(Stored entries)
----------------

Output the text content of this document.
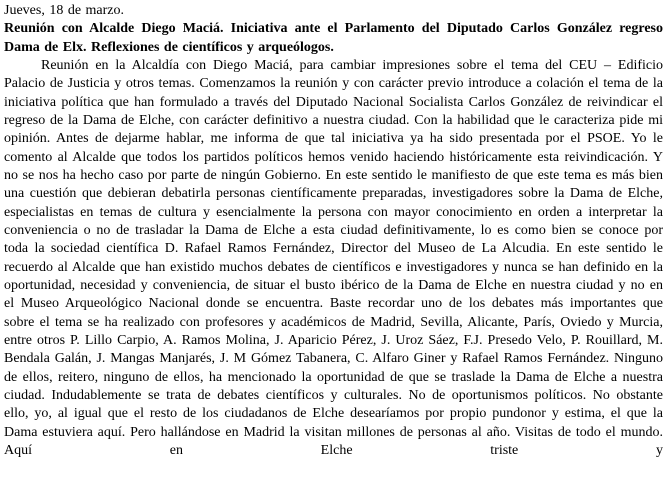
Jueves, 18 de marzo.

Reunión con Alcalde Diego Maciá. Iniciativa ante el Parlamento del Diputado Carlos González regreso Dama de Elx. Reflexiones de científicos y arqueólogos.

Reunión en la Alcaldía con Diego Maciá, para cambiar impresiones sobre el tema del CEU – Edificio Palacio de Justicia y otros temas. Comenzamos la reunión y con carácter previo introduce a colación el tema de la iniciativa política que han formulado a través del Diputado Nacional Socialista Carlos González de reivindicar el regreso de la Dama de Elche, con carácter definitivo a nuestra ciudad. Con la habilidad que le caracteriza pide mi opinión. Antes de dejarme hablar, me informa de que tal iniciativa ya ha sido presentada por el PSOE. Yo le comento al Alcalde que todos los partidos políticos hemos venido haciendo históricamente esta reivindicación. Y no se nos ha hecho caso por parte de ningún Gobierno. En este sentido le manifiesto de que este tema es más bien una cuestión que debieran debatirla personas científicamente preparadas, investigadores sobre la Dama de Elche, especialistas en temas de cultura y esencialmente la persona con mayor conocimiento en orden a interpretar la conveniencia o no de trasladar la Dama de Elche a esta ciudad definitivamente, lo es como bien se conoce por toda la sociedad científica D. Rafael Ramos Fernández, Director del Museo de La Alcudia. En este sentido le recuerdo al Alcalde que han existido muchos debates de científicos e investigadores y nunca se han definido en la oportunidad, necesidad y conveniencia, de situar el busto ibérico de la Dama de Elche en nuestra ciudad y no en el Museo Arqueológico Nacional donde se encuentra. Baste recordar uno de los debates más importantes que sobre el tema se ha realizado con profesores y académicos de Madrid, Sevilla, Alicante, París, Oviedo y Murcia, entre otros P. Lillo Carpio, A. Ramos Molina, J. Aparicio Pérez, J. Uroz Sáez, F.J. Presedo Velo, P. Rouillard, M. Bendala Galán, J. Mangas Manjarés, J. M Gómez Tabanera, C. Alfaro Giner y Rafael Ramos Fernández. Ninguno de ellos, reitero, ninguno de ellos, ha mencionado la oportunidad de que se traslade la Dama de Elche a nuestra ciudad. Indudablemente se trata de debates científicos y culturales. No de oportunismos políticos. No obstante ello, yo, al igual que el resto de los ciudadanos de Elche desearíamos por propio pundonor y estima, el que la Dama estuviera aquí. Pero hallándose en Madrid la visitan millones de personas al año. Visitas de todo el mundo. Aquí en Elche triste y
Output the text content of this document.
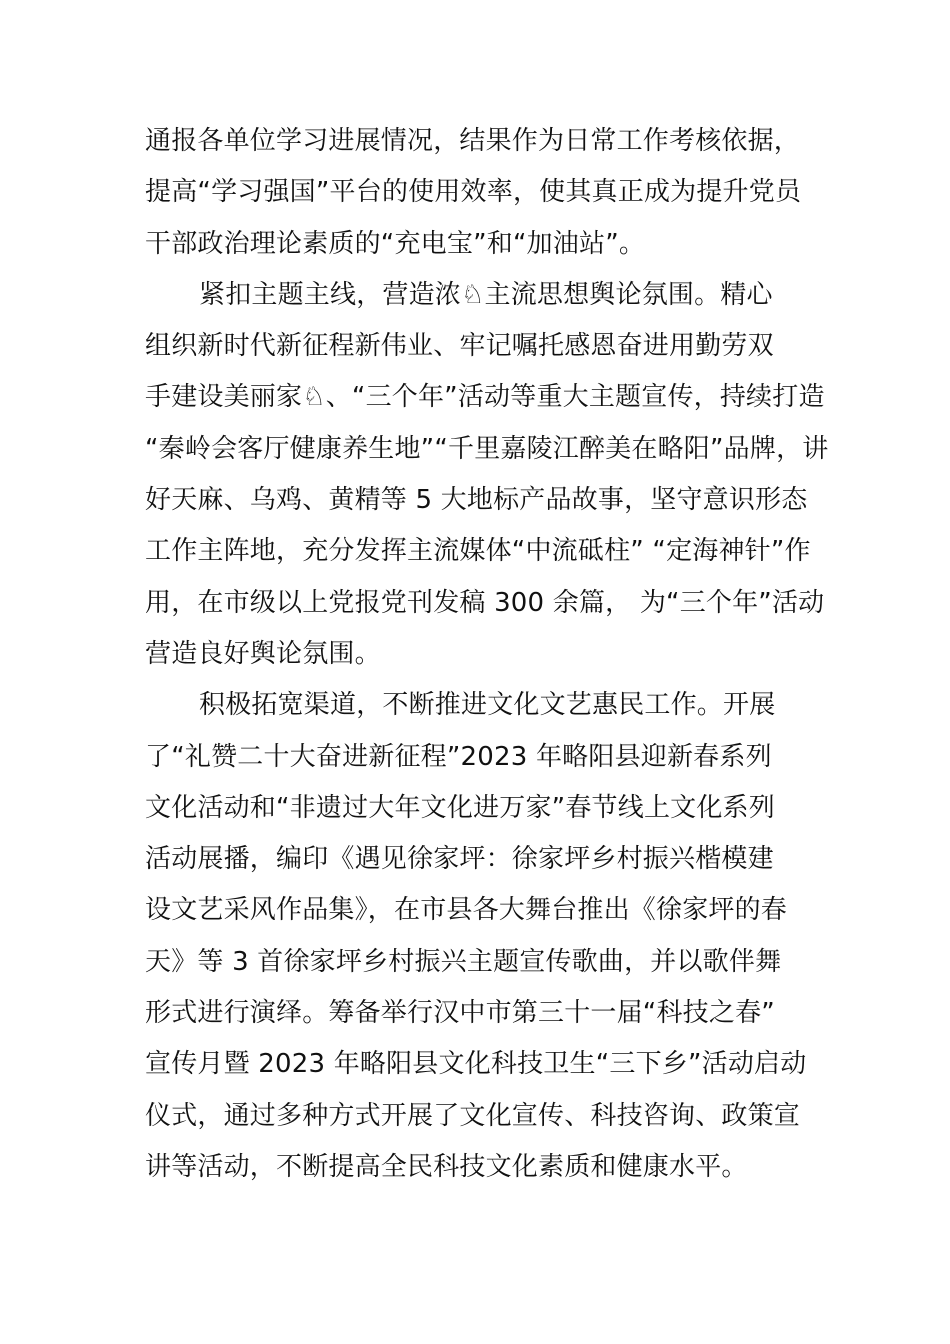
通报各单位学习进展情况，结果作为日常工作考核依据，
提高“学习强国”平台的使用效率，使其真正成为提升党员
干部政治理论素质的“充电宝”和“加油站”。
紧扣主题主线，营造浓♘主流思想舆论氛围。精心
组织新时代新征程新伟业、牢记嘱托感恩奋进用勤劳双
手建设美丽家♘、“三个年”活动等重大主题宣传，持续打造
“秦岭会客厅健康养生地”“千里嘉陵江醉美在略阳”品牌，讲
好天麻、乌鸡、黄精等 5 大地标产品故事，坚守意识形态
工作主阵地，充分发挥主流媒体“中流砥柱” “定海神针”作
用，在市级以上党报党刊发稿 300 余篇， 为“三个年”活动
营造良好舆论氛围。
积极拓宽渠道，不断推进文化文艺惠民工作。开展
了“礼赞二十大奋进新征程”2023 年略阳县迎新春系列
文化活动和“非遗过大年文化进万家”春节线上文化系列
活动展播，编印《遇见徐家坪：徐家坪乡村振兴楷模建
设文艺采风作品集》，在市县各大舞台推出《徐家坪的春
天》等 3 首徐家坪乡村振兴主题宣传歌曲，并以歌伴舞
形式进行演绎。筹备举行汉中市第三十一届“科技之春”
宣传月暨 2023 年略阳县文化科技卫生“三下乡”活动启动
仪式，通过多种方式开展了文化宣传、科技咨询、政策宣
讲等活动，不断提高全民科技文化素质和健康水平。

----------------

REQUIRED TASK -
Give an exact copy of the material, leaving out every picture.

WRITTEN REPLY -
Output the text content of this document.
Jueves, 18 de marzo.

Reunión con Alcalde Diego Maciá. Iniciativa ante el Parlamento del Diputado Carlos González regreso Dama de Elx. Reflexiones de científicos y arqueólogos.

Reunión en la Alcaldía con Diego Maciá, para cambiar impresiones sobre el tema del CEU – Edificio Palacio de Justicia y otros temas. Comenzamos la reunión y con carácter previo introduce a colación el tema de la iniciativa política que han formulado a través del Diputado Nacional Socialista Carlos González de reivindicar el regreso de la Dama de Elche, con carácter definitivo a nuestra ciudad. Con la habilidad que le caracteriza pide mi opinión. Antes de dejarme hablar, me informa de que tal iniciativa ya ha sido presentada por el PSOE. Yo le comento al Alcalde que todos los partidos políticos hemos venido haciendo históricamente esta reivindicación. Y no se nos ha hecho caso por parte de ningún Gobierno. En este sentido le manifiesto de que este tema es más bien una cuestión que debieran debatirla personas científicamente preparadas, investigadores sobre la Dama de Elche, especialistas en temas de cultura y esencialmente la persona con mayor conocimiento en orden a interpretar la conveniencia o no de trasladar la Dama de Elche a esta ciudad definitivamente, lo es como bien se conoce por toda la sociedad científica D. Rafael Ramos Fernández, Director del Museo de La Alcudia. En este sentido le recuerdo al Alcalde que han existido muchos debates de científicos e investigadores y nunca se han definido en la oportunidad, necesidad y conveniencia, de situar el busto ibérico de la Dama de Elche en nuestra ciudad y no en el Museo Arqueológico Nacional donde se encuentra. Baste recordar uno de los debates más importantes que sobre el tema se ha realizado con profesores y académicos de Madrid, Sevilla, Alicante, París, Oviedo y Murcia, entre otros P. Lillo Carpio, A. Ramos Molina, J. Aparicio Pérez, J. Uroz Sáez, F.J. Presedo Velo, P. Rouillard, M. Bendala Galán, J. Mangas Manjarés, J. M Gómez Tabanera, C. Alfaro Giner y Rafael Ramos Fernández. Ninguno de ellos, reitero, ninguno de ellos, ha mencionado la oportunidad de que se traslade la Dama de Elche a nuestra ciudad. Indudablemente se trata de debates científicos y culturales. No de oportunismos políticos. No obstante ello, yo, al igual que el resto de los ciudadanos de Elche desearíamos por propio pundonor y estima, el que la Dama estuviera aquí. Pero hallándose en Madrid la visitan millones de personas al año. Visitas de todo el mundo. Aquí en Elche triste y
Output the text content of this document.
通报各单位学习进展情况，结果作为日常工作考核依据，
提高“学习强国”平台的使用效率，使其真正成为提升党员
干部政治理论素质的“充电宝”和“加油站”。
紧扣主题主线，营造浓♘主流思想舆论氛围。精心
组织新时代新征程新伟业、牢记嘱托感恩奋进用勤劳双
手建设美丽家♘、“三个年”活动等重大主题宣传，持续打造
“秦岭会客厅健康养生地”“千里嘉陵江醉美在略阳”品牌，讲
好天麻、乌鸡、黄精等 5 大地标产品故事，坚守意识形态
工作主阵地，充分发挥主流媒体“中流砥柱” “定海神针”作
用，在市级以上党报党刊发稿 300 余篇， 为“三个年”活动
营造良好舆论氛围。
积极拓宽渠道，不断推进文化文艺惠民工作。开展
了“礼赞二十大奋进新征程”2023 年略阳县迎新春系列
文化活动和“非遗过大年文化进万家”春节线上文化系列
活动展播，编印《遇见徐家坪：徐家坪乡村振兴楷模建
设文艺采风作品集》，在市县各大舞台推出《徐家坪的春
天》等 3 首徐家坪乡村振兴主题宣传歌曲，并以歌伴舞
形式进行演绎。筹备举行汉中市第三十一届“科技之春”
宣传月暨 2023 年略阳县文化科技卫生“三下乡”活动启动
仪式，通过多种方式开展了文化宣传、科技咨询、政策宣
讲等活动，不断提高全民科技文化素质和健康水平。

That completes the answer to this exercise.